● **YOUR TASK**
In the records below, find the line with "Read out every word on this page." and repeat it and every line after it, exactly, without any pictures.

[Collected data]
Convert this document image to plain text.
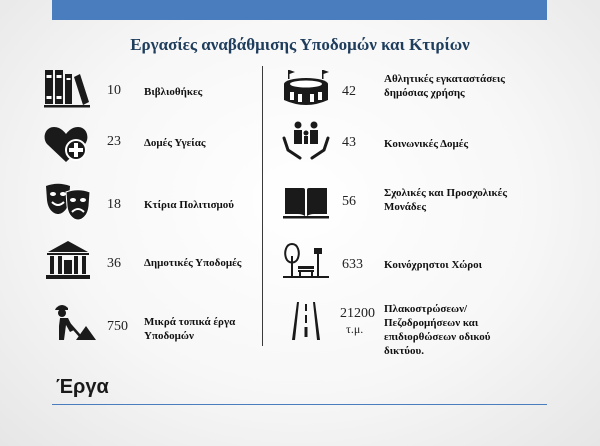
Εργασίες αναβάθμισης Υποδομών και Κτιρίων
10 Βιβλιοθήκες
23 Δομές Υγείας
18 Κτίρια Πολιτισμού
36 Δημοτικές Υποδομές
750 Μικρά τοπικά έργα Υποδομών
42
Αθλητικές εγκαταστάσεις δημόσιας χρήσης
43	Κοινωνικές Δομές
56
Σχολικές και Προσχολικές Μονάδες
633 Κοινόχρηστοι Χώροι
21200
τ.μ.
Πλακοστρώσεων/ Πεζοδρομήσεων και επιδιορθώσεων οδικού δικτύου.
Έργα
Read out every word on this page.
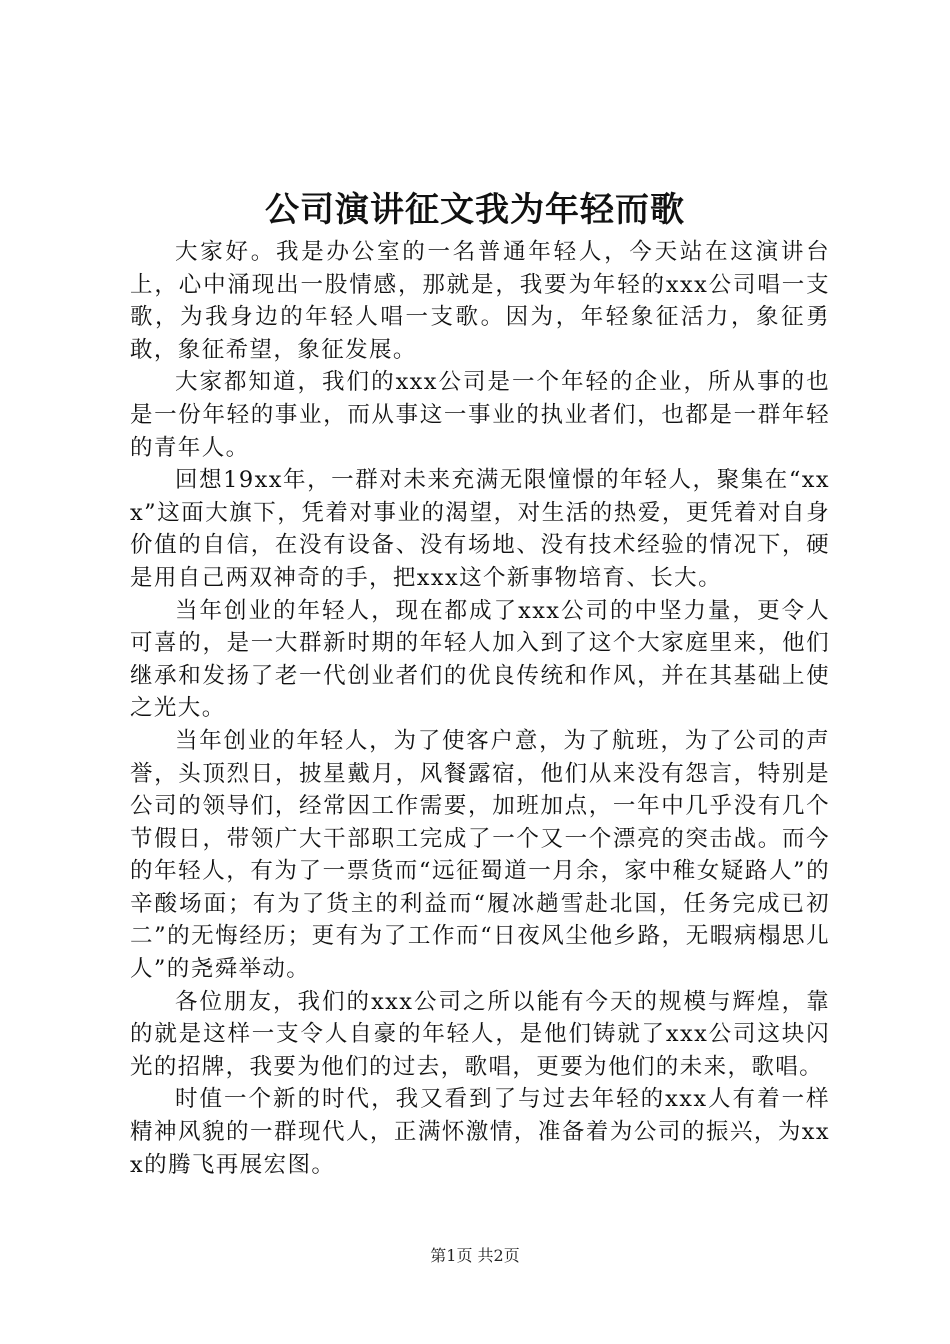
公司演讲征文我为年轻而歌

大家好。我是办公室的一名普通年轻人，今天站在这演讲台上，心中涌现出一股情感，那就是，我要为年轻的xxx公司唱一支歌，为我身边的年轻人唱一支歌。因为，年轻象征活力，象征勇敢，象征希望，象征发展。

大家都知道，我们的xxx公司是一个年轻的企业，所从事的也是一份年轻的事业，而从事这一事业的执业者们，也都是一群年轻的青年人。

回想19xx年，一群对未来充满无限憧憬的年轻人，聚集在“xxx”这面大旗下，凭着对事业的渴望，对生活的热爱，更凭着对自身价值的自信，在没有设备、没有场地、没有技术经验的情况下，硬是用自己两双神奇的手，把xxx这个新事物培育、长大。

当年创业的年轻人，现在都成了xxx公司的中坚力量，更令人可喜的，是一大群新时期的年轻人加入到了这个大家庭里来，他们继承和发扬了老一代创业者们的优良传统和作风，并在其基础上使之光大。

当年创业的年轻人，为了使客户意，为了航班，为了公司的声誉，头顶烈日，披星戴月，风餐露宿，他们从来没有怨言，特别是公司的领导们，经常因工作需要，加班加点，一年中几乎没有几个节假日，带领广大干部职工完成了一个又一个漂亮的突击战。而今的年轻人，有为了一票货而“远征蜀道一月余，家中稚女疑路人”的辛酸场面；有为了货主的利益而“履冰趟雪赴北国，任务完成已初二”的无悔经历；更有为了工作而“日夜风尘他乡路，无暇病榻思儿人”的尧舜举动。

各位朋友，我们的xxx公司之所以能有今天的规模与辉煌，靠的就是这样一支令人自豪的年轻人，是他们铸就了xxx公司这块闪光的招牌，我要为他们的过去，歌唱，更要为他们的未来，歌唱。

时值一个新的时代，我又看到了与过去年轻的xxx人有着一样精神风貌的一群现代人，正满怀激情，准备着为公司的振兴，为xxx的腾飞再展宏图。

第1页 共2页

● **SOLUTION**
Read out every word on this page.
公司演讲征文我为年轻而歌

大家好。我是办公室的一名普通年轻人，今天站在这演讲台上，心中涌现出一股情感，那就是，我要为年轻的xxx公司唱一支歌，为我身边的年轻人唱一支歌。因为，年轻象征活力，象征勇敢，象征希望，象征发展。

大家都知道，我们的xxx公司是一个年轻的企业，所从事的也是一份年轻的事业，而从事这一事业的执业者们，也都是一群年轻的青年人。

回想19xx年，一群对未来充满无限憧憬的年轻人，聚集在“xxx”这面大旗下，凭着对事业的渴望，对生活的热爱，更凭着对自身价值的自信，在没有设备、没有场地、没有技术经验的情况下，硬是用自己两双神奇的手，把xxx这个新事物培育、长大。

当年创业的年轻人，现在都成了xxx公司的中坚力量，更令人可喜的，是一大群新时期的年轻人加入到了这个大家庭里来，他们继承和发扬了老一代创业者们的优良传统和作风，并在其基础上使之光大。

当年创业的年轻人，为了使客户意，为了航班，为了公司的声誉，头顶烈日，披星戴月，风餐露宿，他们从来没有怨言，特别是公司的领导们，经常因工作需要，加班加点，一年中几乎没有几个节假日，带领广大干部职工完成了一个又一个漂亮的突击战。而今的年轻人，有为了一票货而“远征蜀道一月余，家中稚女疑路人”的辛酸场面；有为了货主的利益而“履冰趟雪赴北国，任务完成已初二”的无悔经历；更有为了工作而“日夜风尘他乡路，无暇病榻思儿人”的尧舜举动。

各位朋友，我们的xxx公司之所以能有今天的规模与辉煌，靠的就是这样一支令人自豪的年轻人，是他们铸就了xxx公司这块闪光的招牌，我要为他们的过去，歌唱，更要为他们的未来，歌唱。

时值一个新的时代，我又看到了与过去年轻的xxx人有着一样精神风貌的一群现代人，正满怀激情，准备着为公司的振兴，为xxx的腾飞再展宏图。

第1页 共2页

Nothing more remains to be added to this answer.